#### LISTING
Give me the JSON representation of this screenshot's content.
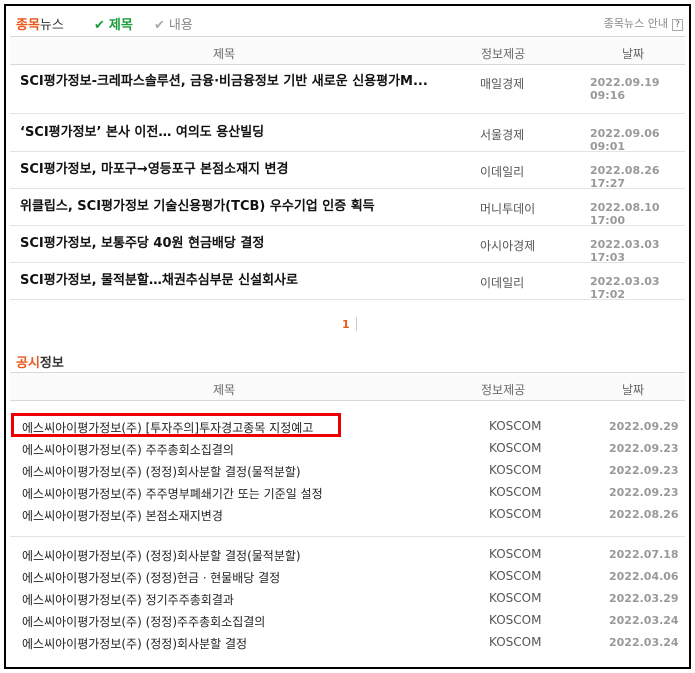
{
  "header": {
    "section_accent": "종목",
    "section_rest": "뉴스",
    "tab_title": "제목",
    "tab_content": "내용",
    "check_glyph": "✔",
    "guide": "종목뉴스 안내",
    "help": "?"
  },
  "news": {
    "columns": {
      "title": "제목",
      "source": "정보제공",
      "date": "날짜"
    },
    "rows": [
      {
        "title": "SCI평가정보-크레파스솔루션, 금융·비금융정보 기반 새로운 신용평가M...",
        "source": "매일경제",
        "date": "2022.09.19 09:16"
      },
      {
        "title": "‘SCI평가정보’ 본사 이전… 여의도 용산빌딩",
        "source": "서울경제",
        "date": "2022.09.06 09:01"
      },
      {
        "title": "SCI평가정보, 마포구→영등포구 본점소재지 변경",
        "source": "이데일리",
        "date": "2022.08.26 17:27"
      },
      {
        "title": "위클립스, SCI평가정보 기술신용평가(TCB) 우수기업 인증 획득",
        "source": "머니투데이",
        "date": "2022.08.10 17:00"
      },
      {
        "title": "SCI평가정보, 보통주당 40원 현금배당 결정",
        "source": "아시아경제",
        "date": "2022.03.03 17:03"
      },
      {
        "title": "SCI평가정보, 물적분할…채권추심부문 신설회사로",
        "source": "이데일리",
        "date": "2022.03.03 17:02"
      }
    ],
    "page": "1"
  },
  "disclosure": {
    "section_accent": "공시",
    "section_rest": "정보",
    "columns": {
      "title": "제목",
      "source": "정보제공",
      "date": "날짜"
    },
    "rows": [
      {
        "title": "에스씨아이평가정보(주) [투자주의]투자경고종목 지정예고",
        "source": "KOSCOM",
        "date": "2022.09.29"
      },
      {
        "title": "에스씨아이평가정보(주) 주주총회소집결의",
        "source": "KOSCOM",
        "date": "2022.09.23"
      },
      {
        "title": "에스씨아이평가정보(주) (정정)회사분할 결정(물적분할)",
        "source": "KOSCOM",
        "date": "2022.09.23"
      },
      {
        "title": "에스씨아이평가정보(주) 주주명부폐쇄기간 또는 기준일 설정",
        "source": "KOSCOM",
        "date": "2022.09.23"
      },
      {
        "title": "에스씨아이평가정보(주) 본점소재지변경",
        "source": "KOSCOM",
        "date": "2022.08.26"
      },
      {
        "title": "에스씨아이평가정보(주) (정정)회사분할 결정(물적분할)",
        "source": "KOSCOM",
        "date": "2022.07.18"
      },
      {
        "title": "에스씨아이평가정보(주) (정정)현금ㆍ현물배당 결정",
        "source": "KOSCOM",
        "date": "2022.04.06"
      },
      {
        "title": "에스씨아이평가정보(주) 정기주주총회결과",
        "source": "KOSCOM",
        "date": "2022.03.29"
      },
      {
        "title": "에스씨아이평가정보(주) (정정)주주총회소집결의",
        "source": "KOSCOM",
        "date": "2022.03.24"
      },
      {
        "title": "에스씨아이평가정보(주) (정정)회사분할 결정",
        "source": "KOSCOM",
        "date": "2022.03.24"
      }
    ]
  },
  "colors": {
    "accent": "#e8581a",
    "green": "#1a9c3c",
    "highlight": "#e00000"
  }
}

#### AIM OF THE EXERCISE
Reproduce every line precisely as given, omitting all pictures.

#### EXPECTED ANSWER
Give me the JSON representation of this screenshot's content.
{
  "header": {
    "section_accent": "종목",
    "section_rest": "뉴스",
    "tab_title": "제목",
    "tab_content": "내용",
    "check_glyph": "✔",
    "guide": "종목뉴스 안내",
    "help": "?"
  },
  "news": {
    "columns": {
      "title": "제목",
      "source": "정보제공",
      "date": "날짜"
    },
    "rows": [
      {
        "title": "SCI평가정보-크레파스솔루션, 금융·비금융정보 기반 새로운 신용평가M...",
        "source": "매일경제",
        "date": "2022.09.19 09:16"
      },
      {
        "title": "‘SCI평가정보’ 본사 이전… 여의도 용산빌딩",
        "source": "서울경제",
        "date": "2022.09.06 09:01"
      },
      {
        "title": "SCI평가정보, 마포구→영등포구 본점소재지 변경",
        "source": "이데일리",
        "date": "2022.08.26 17:27"
      },
      {
        "title": "위클립스, SCI평가정보 기술신용평가(TCB) 우수기업 인증 획득",
        "source": "머니투데이",
        "date": "2022.08.10 17:00"
      },
      {
        "title": "SCI평가정보, 보통주당 40원 현금배당 결정",
        "source": "아시아경제",
        "date": "2022.03.03 17:03"
      },
      {
        "title": "SCI평가정보, 물적분할…채권추심부문 신설회사로",
        "source": "이데일리",
        "date": "2022.03.03 17:02"
      }
    ],
    "page": "1"
  },
  "disclosure": {
    "section_accent": "공시",
    "section_rest": "정보",
    "columns": {
      "title": "제목",
      "source": "정보제공",
      "date": "날짜"
    },
    "rows": [
      {
        "title": "에스씨아이평가정보(주) [투자주의]투자경고종목 지정예고",
        "source": "KOSCOM",
        "date": "2022.09.29"
      },
      {
        "title": "에스씨아이평가정보(주) 주주총회소집결의",
        "source": "KOSCOM",
        "date": "2022.09.23"
      },
      {
        "title": "에스씨아이평가정보(주) (정정)회사분할 결정(물적분할)",
        "source": "KOSCOM",
        "date": "2022.09.23"
      },
      {
        "title": "에스씨아이평가정보(주) 주주명부폐쇄기간 또는 기준일 설정",
        "source": "KOSCOM",
        "date": "2022.09.23"
      },
      {
        "title": "에스씨아이평가정보(주) 본점소재지변경",
        "source": "KOSCOM",
        "date": "2022.08.26"
      },
      {
        "title": "에스씨아이평가정보(주) (정정)회사분할 결정(물적분할)",
        "source": "KOSCOM",
        "date": "2022.07.18"
      },
      {
        "title": "에스씨아이평가정보(주) (정정)현금ㆍ현물배당 결정",
        "source": "KOSCOM",
        "date": "2022.04.06"
      },
      {
        "title": "에스씨아이평가정보(주) 정기주주총회결과",
        "source": "KOSCOM",
        "date": "2022.03.29"
      },
      {
        "title": "에스씨아이평가정보(주) (정정)주주총회소집결의",
        "source": "KOSCOM",
        "date": "2022.03.24"
      },
      {
        "title": "에스씨아이평가정보(주) (정정)회사분할 결정",
        "source": "KOSCOM",
        "date": "2022.03.24"
      }
    ]
  },
  "colors": {
    "accent": "#e8581a",
    "green": "#1a9c3c",
    "highlight": "#e00000"
  }
}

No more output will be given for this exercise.